'''

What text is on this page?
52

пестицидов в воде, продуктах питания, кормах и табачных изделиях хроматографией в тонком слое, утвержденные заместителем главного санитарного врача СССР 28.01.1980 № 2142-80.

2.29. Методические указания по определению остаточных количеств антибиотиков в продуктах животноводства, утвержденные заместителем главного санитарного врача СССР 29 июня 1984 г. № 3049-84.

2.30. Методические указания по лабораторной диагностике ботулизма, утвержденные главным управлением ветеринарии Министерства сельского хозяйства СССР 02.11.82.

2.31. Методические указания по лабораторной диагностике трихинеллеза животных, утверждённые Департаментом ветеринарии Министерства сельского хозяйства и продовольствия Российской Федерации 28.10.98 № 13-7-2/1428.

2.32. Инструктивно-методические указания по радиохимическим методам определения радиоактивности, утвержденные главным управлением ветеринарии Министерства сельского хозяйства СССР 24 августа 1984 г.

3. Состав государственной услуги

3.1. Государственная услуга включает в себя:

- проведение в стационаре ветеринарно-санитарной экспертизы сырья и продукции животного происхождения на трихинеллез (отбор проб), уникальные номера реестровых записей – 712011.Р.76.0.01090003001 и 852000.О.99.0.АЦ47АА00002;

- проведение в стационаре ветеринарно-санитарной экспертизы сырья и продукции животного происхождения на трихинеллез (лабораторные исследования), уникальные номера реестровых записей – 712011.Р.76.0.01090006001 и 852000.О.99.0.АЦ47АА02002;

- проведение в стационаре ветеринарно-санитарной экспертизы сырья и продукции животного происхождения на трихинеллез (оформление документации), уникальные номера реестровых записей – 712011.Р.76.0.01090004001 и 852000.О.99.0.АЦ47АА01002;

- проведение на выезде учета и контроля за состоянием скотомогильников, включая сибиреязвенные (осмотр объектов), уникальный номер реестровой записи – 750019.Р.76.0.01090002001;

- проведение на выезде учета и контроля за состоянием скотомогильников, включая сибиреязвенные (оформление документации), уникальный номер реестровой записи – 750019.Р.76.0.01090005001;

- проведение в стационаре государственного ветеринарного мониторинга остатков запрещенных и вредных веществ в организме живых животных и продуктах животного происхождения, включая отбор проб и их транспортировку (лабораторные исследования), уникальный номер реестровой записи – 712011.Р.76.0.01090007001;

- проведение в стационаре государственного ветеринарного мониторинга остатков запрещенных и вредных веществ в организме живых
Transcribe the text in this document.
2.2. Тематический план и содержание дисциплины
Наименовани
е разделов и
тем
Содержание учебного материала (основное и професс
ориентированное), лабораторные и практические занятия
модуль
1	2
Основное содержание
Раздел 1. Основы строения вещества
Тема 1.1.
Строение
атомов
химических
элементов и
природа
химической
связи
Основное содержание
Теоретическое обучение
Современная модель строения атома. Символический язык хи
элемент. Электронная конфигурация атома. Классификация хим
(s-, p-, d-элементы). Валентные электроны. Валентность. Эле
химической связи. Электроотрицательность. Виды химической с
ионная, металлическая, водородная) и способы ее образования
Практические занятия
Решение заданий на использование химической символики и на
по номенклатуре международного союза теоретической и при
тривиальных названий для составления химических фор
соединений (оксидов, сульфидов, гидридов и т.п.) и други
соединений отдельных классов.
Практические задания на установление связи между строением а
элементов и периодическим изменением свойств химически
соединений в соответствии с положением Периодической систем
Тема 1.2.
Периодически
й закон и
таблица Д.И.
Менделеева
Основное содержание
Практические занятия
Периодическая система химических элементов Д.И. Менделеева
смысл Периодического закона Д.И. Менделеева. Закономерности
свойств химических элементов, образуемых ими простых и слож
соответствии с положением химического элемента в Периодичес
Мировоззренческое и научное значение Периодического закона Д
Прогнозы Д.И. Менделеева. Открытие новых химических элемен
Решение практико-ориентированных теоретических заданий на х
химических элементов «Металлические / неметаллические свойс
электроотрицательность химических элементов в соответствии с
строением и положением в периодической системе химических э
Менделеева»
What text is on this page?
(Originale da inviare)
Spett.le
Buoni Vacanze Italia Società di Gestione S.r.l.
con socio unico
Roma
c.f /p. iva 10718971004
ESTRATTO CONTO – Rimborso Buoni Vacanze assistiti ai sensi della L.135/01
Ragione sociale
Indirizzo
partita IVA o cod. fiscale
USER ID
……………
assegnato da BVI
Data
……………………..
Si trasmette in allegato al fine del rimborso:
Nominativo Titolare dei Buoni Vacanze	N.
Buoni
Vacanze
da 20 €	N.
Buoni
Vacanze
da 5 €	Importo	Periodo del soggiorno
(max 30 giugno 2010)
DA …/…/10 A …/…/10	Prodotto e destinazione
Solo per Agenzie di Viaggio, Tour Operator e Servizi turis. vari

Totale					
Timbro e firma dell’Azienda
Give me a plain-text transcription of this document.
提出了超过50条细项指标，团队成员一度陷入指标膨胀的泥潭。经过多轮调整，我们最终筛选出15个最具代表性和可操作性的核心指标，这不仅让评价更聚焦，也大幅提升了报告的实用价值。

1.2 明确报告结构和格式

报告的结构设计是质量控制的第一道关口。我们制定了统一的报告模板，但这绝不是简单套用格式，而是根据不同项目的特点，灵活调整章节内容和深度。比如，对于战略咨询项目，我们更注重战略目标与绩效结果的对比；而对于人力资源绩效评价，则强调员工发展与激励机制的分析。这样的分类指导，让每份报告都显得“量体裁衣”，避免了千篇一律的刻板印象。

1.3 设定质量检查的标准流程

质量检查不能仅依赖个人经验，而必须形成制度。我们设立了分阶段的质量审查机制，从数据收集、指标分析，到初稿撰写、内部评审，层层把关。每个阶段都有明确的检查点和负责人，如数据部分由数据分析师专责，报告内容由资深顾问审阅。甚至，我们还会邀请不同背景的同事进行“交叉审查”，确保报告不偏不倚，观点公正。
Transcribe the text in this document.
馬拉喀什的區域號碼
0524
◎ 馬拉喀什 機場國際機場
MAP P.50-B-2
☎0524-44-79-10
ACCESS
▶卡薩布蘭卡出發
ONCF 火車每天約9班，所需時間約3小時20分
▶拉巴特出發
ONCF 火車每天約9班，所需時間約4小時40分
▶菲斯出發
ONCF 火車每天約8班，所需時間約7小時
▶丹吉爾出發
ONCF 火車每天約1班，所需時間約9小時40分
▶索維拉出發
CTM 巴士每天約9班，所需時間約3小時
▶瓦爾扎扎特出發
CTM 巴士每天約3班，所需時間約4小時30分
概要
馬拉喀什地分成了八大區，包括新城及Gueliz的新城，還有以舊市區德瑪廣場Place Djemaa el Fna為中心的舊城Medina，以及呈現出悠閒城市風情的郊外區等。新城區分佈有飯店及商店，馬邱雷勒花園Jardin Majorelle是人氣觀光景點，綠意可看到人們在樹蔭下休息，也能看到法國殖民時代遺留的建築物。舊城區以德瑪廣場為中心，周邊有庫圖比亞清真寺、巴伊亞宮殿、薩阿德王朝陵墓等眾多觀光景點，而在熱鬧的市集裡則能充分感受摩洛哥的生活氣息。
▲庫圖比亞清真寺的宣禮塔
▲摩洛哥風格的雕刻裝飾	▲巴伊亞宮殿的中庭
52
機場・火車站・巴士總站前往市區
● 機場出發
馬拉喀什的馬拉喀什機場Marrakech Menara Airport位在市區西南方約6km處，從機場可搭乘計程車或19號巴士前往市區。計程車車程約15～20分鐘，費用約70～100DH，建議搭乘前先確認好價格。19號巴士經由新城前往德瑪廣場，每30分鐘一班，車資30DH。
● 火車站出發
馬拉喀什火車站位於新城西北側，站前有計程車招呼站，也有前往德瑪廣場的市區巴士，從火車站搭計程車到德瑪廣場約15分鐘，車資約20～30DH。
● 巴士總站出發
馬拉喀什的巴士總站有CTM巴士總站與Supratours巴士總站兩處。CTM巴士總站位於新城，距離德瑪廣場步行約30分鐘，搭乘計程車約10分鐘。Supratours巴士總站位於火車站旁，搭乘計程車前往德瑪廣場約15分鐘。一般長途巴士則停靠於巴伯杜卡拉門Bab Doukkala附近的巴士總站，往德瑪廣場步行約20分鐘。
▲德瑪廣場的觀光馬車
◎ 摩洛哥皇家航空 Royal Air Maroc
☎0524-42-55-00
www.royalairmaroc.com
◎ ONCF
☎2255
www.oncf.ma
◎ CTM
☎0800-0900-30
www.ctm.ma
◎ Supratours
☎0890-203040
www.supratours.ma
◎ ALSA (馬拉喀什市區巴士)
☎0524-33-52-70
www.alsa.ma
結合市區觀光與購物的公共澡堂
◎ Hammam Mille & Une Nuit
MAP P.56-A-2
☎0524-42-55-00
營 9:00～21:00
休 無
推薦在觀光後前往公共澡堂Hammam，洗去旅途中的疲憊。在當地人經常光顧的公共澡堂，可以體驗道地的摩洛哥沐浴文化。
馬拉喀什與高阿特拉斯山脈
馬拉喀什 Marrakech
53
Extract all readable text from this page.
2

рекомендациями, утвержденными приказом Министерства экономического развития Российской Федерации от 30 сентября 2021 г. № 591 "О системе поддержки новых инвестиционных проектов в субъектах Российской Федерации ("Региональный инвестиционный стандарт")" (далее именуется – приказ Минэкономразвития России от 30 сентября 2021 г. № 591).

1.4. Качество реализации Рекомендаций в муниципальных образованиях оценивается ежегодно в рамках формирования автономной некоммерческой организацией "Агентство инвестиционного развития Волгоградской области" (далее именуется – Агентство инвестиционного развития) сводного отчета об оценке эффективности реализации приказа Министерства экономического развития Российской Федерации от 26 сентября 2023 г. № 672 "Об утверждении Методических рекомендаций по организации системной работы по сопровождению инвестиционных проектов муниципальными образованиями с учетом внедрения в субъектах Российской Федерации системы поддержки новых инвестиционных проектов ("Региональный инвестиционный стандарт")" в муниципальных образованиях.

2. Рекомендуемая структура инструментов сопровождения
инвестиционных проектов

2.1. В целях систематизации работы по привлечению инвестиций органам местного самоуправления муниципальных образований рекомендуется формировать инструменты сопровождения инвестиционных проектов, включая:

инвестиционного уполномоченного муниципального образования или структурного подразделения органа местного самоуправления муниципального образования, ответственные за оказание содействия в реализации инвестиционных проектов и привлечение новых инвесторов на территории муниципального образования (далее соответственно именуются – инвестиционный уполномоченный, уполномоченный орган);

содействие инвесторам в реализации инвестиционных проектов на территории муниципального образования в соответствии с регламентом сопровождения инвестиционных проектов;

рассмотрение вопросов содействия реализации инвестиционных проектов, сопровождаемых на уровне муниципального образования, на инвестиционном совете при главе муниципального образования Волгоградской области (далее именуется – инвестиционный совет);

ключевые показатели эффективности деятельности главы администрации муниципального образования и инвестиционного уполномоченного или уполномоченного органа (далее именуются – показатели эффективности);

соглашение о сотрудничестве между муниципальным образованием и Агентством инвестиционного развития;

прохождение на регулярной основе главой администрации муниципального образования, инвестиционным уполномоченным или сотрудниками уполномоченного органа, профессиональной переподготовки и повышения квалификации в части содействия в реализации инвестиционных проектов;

'''

__What is asked__. Sift through the entries and copy every line with "системе".

__Result of this exercise__.
строением и положением в периодической системе химических э
рекомендациями, утвержденными приказом Министерства экономического развития Российской Федерации от 30 сентября 2021 г. № 591 "О системе поддержки новых инвестиционных проектов в субъектах Российской Федерации ("Региональный инвестиционный стандарт")" (далее именуется – приказ Минэкономразвития России от 30 сентября 2021 г. № 591).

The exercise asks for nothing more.